DATA ENTRIES

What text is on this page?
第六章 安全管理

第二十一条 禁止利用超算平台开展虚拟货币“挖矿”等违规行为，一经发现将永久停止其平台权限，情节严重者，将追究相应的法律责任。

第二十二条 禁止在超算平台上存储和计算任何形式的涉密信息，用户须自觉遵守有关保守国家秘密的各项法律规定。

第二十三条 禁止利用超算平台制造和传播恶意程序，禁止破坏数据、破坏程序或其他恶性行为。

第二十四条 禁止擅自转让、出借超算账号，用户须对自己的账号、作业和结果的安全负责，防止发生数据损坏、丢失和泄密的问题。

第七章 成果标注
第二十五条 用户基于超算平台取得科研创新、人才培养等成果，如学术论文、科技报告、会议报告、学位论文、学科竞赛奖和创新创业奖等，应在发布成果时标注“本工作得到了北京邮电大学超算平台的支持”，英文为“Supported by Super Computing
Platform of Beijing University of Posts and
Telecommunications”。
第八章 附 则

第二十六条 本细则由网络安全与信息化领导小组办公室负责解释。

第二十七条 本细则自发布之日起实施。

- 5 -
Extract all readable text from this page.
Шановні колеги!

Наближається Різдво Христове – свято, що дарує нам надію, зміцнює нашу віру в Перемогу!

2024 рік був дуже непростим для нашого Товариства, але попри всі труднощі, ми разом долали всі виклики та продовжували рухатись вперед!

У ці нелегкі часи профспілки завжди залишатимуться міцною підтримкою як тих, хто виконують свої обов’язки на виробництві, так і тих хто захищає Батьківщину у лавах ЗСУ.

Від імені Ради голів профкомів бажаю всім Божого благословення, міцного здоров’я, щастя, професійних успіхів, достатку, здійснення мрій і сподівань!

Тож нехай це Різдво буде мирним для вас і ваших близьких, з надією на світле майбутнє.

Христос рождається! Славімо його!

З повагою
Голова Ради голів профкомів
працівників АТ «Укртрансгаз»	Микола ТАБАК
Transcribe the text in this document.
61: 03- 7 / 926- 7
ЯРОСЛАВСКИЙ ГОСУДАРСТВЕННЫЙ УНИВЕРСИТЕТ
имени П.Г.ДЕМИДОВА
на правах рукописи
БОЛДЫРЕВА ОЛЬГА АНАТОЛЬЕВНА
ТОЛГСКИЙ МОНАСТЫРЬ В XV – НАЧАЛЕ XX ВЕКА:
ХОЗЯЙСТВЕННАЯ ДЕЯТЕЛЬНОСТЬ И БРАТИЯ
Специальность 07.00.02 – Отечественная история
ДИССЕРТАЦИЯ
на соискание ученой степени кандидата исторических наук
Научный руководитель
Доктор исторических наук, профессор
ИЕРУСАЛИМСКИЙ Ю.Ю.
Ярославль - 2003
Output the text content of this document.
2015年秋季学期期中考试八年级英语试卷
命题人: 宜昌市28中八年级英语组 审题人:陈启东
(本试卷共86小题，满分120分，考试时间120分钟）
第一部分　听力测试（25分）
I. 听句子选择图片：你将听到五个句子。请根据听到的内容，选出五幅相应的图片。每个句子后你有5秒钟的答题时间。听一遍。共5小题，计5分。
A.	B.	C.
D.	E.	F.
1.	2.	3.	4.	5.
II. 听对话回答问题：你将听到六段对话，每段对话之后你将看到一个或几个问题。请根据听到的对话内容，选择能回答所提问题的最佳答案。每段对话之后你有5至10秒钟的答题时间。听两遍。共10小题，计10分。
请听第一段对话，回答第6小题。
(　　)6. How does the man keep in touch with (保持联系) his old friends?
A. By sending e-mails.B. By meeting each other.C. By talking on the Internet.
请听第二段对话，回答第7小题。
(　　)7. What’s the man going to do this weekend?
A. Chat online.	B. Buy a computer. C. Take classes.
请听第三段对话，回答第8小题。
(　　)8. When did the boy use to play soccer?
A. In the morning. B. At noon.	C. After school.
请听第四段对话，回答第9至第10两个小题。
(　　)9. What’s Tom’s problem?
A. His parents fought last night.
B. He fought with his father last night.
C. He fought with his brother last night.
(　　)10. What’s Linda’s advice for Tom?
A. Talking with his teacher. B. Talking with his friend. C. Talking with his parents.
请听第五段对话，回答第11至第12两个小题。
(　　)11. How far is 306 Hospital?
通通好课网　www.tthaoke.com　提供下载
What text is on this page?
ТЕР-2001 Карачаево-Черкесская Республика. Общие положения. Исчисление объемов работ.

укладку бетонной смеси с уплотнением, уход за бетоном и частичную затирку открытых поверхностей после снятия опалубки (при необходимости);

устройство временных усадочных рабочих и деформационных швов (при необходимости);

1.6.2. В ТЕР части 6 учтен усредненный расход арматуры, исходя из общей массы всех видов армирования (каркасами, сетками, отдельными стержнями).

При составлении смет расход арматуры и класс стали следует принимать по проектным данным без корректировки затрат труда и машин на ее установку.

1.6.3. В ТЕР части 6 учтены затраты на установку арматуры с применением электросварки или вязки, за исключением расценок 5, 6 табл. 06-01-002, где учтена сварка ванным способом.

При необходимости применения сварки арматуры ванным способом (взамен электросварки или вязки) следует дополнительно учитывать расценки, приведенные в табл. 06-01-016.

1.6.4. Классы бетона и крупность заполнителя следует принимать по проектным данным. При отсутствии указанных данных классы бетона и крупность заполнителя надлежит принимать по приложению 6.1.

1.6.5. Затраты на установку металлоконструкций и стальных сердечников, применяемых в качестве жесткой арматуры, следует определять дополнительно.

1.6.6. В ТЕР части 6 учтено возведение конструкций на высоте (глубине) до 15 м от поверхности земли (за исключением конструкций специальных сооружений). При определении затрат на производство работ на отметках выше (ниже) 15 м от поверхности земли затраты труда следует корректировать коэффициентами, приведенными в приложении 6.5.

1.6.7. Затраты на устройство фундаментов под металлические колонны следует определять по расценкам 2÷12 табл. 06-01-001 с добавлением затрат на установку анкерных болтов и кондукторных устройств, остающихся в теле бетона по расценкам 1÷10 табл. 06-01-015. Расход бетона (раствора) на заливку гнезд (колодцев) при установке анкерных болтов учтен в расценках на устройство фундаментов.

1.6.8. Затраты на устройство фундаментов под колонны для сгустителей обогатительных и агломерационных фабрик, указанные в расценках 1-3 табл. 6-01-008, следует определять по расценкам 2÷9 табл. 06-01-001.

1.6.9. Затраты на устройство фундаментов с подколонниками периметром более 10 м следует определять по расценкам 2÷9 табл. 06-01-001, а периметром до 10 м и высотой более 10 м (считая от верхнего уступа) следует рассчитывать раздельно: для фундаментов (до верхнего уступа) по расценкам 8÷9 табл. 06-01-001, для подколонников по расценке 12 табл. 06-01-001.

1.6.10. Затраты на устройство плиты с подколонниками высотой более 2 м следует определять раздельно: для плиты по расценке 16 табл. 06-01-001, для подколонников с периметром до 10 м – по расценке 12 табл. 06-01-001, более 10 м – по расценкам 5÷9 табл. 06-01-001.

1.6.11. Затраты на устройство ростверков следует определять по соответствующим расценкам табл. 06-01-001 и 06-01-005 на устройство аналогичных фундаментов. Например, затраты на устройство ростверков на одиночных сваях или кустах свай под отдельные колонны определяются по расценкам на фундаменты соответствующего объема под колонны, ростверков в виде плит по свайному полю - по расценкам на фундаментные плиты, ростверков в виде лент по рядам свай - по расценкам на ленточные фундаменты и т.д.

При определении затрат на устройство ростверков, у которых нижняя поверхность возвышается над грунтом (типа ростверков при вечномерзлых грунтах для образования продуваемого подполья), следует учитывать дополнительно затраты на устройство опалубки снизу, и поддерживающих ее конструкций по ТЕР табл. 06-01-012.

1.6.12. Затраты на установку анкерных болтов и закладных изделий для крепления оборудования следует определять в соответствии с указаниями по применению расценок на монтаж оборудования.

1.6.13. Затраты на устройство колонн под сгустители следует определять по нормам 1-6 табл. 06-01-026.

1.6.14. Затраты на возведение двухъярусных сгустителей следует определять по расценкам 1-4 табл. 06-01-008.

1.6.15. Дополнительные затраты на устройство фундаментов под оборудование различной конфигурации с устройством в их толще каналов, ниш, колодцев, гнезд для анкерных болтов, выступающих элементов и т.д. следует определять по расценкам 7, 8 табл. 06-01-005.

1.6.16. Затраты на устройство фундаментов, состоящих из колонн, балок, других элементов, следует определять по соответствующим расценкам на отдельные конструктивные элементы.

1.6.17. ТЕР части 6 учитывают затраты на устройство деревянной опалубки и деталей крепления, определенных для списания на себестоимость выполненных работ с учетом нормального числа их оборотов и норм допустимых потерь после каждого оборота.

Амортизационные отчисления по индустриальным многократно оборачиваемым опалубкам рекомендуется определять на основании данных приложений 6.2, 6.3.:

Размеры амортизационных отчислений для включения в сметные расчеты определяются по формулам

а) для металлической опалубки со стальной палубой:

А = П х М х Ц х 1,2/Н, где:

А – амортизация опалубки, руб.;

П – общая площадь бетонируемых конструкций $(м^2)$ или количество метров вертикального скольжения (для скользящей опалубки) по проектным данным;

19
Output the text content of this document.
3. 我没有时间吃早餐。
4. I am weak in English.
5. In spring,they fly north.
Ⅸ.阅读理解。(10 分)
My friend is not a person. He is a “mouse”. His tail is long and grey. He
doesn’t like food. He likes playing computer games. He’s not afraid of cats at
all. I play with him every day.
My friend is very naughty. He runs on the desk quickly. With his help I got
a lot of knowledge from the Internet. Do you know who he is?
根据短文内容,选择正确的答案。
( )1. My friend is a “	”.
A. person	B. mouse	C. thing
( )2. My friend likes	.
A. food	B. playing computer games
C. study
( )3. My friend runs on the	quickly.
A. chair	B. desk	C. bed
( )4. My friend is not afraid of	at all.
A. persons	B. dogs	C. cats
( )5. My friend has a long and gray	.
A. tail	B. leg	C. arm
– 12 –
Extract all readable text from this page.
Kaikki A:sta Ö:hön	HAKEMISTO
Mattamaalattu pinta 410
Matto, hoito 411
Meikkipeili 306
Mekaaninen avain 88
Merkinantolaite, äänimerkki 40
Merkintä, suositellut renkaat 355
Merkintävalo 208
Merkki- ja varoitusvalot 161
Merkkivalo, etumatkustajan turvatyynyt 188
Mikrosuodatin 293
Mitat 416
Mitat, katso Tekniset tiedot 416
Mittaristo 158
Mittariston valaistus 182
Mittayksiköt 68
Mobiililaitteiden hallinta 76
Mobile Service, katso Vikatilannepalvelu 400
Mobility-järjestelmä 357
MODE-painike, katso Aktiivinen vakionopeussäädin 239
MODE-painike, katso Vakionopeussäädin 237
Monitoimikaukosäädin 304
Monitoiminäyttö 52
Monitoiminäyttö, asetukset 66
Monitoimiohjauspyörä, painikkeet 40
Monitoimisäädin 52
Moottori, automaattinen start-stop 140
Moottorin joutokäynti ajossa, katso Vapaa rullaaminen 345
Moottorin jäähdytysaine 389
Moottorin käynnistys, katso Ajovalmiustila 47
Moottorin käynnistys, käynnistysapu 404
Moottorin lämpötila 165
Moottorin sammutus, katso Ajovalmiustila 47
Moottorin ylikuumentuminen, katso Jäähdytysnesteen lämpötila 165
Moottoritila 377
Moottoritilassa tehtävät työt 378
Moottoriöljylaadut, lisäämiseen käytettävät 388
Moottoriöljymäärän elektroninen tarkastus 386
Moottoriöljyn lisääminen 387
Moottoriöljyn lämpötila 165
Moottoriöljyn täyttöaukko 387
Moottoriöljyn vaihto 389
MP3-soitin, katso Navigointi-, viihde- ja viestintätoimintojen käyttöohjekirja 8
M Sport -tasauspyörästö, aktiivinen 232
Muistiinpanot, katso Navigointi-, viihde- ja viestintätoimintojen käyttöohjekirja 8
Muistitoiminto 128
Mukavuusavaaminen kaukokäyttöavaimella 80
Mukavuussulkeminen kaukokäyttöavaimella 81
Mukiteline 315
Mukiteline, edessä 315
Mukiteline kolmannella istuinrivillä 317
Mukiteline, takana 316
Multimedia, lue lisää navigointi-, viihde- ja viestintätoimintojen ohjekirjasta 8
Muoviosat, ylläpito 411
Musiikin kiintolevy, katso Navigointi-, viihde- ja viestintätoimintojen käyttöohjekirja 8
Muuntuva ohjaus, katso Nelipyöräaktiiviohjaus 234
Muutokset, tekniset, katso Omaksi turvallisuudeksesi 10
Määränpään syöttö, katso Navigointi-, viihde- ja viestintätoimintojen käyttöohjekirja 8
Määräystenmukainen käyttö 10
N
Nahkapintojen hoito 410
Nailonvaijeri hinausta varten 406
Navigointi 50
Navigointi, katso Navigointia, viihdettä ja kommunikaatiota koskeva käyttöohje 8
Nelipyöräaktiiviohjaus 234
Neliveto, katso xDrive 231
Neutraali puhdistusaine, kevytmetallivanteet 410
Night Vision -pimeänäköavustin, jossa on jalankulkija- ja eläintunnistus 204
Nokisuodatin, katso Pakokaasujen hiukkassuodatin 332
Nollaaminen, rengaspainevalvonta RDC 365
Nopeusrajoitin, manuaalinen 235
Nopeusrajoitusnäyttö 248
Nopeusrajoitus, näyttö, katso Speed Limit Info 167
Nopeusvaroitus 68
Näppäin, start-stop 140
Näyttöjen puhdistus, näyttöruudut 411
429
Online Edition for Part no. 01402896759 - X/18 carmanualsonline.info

TASK TO COMPLETE
For this exercise, gather every line of the data that contains the word "труда".

RESULT
При составлении смет расход арматуры и класс стали следует принимать по проектным данным без корректировки затрат труда и машин на ее установку.
1.6.6. В ТЕР части 6 учтено возведение конструкций на высоте (глубине) до 15 м от поверхности земли (за исключением конструкций специальных сооружений). При определении затрат на производство работ на отметках выше (ниже) 15 м от поверхности земли затраты труда следует корректировать коэффициентами, приведенными в приложении 6.5.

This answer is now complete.